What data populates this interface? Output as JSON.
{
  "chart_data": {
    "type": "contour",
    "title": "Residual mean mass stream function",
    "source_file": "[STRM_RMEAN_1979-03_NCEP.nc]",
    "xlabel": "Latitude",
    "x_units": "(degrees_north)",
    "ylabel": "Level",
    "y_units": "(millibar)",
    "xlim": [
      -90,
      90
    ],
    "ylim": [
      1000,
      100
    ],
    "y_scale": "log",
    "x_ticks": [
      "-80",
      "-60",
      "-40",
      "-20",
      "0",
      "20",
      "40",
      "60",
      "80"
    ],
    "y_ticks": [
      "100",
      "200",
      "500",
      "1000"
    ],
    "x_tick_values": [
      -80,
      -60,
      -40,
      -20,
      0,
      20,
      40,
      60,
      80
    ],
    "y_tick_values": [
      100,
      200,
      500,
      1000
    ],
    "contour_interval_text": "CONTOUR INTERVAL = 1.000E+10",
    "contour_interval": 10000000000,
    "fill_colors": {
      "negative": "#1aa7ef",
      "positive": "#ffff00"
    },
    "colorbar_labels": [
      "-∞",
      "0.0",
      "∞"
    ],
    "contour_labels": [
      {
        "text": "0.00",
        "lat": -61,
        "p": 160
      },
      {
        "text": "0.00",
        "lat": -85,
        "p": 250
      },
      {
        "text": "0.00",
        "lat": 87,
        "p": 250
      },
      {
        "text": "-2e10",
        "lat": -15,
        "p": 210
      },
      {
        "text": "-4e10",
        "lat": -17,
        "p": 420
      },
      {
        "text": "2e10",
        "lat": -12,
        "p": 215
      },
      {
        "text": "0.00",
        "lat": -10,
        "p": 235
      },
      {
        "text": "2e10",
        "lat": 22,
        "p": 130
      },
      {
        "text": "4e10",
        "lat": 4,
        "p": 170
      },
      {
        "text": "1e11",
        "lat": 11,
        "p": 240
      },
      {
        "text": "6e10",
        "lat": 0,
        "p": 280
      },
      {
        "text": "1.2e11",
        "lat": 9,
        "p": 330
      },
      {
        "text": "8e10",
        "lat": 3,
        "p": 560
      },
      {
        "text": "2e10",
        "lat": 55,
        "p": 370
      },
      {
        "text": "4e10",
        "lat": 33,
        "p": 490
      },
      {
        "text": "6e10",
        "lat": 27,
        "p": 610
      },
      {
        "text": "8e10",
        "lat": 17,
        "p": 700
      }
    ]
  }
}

━━━━━━━━

**Directive:**
Output the listing above exactly as it appears.

**Written answer:**
What data populates this interface? Output as JSON.
{
  "chart_data": {
    "type": "contour",
    "title": "Residual mean mass stream function",
    "source_file": "[STRM_RMEAN_1979-03_NCEP.nc]",
    "xlabel": "Latitude",
    "x_units": "(degrees_north)",
    "ylabel": "Level",
    "y_units": "(millibar)",
    "xlim": [
      -90,
      90
    ],
    "ylim": [
      1000,
      100
    ],
    "y_scale": "log",
    "x_ticks": [
      "-80",
      "-60",
      "-40",
      "-20",
      "0",
      "20",
      "40",
      "60",
      "80"
    ],
    "y_ticks": [
      "100",
      "200",
      "500",
      "1000"
    ],
    "x_tick_values": [
      -80,
      -60,
      -40,
      -20,
      0,
      20,
      40,
      60,
      80
    ],
    "y_tick_values": [
      100,
      200,
      500,
      1000
    ],
    "contour_interval_text": "CONTOUR INTERVAL = 1.000E+10",
    "contour_interval": 10000000000,
    "fill_colors": {
      "negative": "#1aa7ef",
      "positive": "#ffff00"
    },
    "colorbar_labels": [
      "-∞",
      "0.0",
      "∞"
    ],
    "contour_labels": [
      {
        "text": "0.00",
        "lat": -61,
        "p": 160
      },
      {
        "text": "0.00",
        "lat": -85,
        "p": 250
      },
      {
        "text": "0.00",
        "lat": 87,
        "p": 250
      },
      {
        "text": "-2e10",
        "lat": -15,
        "p": 210
      },
      {
        "text": "-4e10",
        "lat": -17,
        "p": 420
      },
      {
        "text": "2e10",
        "lat": -12,
        "p": 215
      },
      {
        "text": "0.00",
        "lat": -10,
        "p": 235
      },
      {
        "text": "2e10",
        "lat": 22,
        "p": 130
      },
      {
        "text": "4e10",
        "lat": 4,
        "p": 170
      },
      {
        "text": "1e11",
        "lat": 11,
        "p": 240
      },
      {
        "text": "6e10",
        "lat": 0,
        "p": 280
      },
      {
        "text": "1.2e11",
        "lat": 9,
        "p": 330
      },
      {
        "text": "8e10",
        "lat": 3,
        "p": 560
      },
      {
        "text": "2e10",
        "lat": 55,
        "p": 370
      },
      {
        "text": "4e10",
        "lat": 33,
        "p": 490
      },
      {
        "text": "6e10",
        "lat": 27,
        "p": 610
      },
      {
        "text": "8e10",
        "lat": 17,
        "p": 700
      }
    ]
  }
}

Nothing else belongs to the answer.